_Problem description_
Below are some records. Copy every line in them that holds "برای".

_Data to use_
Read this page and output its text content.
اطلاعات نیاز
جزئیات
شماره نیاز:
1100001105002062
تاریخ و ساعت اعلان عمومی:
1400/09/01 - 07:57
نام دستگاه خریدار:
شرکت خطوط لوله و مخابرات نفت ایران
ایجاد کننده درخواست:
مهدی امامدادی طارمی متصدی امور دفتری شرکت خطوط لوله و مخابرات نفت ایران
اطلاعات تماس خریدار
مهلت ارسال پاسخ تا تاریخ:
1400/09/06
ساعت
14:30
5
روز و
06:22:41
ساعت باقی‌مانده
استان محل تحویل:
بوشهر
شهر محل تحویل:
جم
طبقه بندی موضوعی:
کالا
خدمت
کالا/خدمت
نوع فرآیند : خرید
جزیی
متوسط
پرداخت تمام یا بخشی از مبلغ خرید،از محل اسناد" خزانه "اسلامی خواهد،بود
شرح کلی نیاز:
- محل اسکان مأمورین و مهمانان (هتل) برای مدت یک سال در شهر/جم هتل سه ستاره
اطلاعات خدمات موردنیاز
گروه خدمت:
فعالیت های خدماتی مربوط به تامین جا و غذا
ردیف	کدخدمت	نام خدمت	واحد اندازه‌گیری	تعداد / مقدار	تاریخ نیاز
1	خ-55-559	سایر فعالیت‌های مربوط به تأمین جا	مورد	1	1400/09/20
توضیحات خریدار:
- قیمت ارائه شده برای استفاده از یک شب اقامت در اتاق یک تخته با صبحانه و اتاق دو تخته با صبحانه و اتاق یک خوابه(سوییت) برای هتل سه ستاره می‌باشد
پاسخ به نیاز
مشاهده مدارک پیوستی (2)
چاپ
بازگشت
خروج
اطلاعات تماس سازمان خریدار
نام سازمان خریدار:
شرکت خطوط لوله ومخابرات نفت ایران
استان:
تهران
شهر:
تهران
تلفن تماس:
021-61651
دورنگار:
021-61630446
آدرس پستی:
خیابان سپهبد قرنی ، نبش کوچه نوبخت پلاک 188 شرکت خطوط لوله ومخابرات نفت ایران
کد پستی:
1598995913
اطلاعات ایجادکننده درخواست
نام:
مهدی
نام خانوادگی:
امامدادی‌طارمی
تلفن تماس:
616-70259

_Full output_
- محل اسکان مأمورین و مهمانان (هتل) برای مدت یک سال در شهر/جم هتل سه ستاره
- قیمت ارائه شده برای استفاده از یک شب اقامت در اتاق یک تخته با صبحانه و اتاق دو تخته با صبحانه و اتاق یک خوابه(سوییت) برای هتل سه ستاره می‌باشد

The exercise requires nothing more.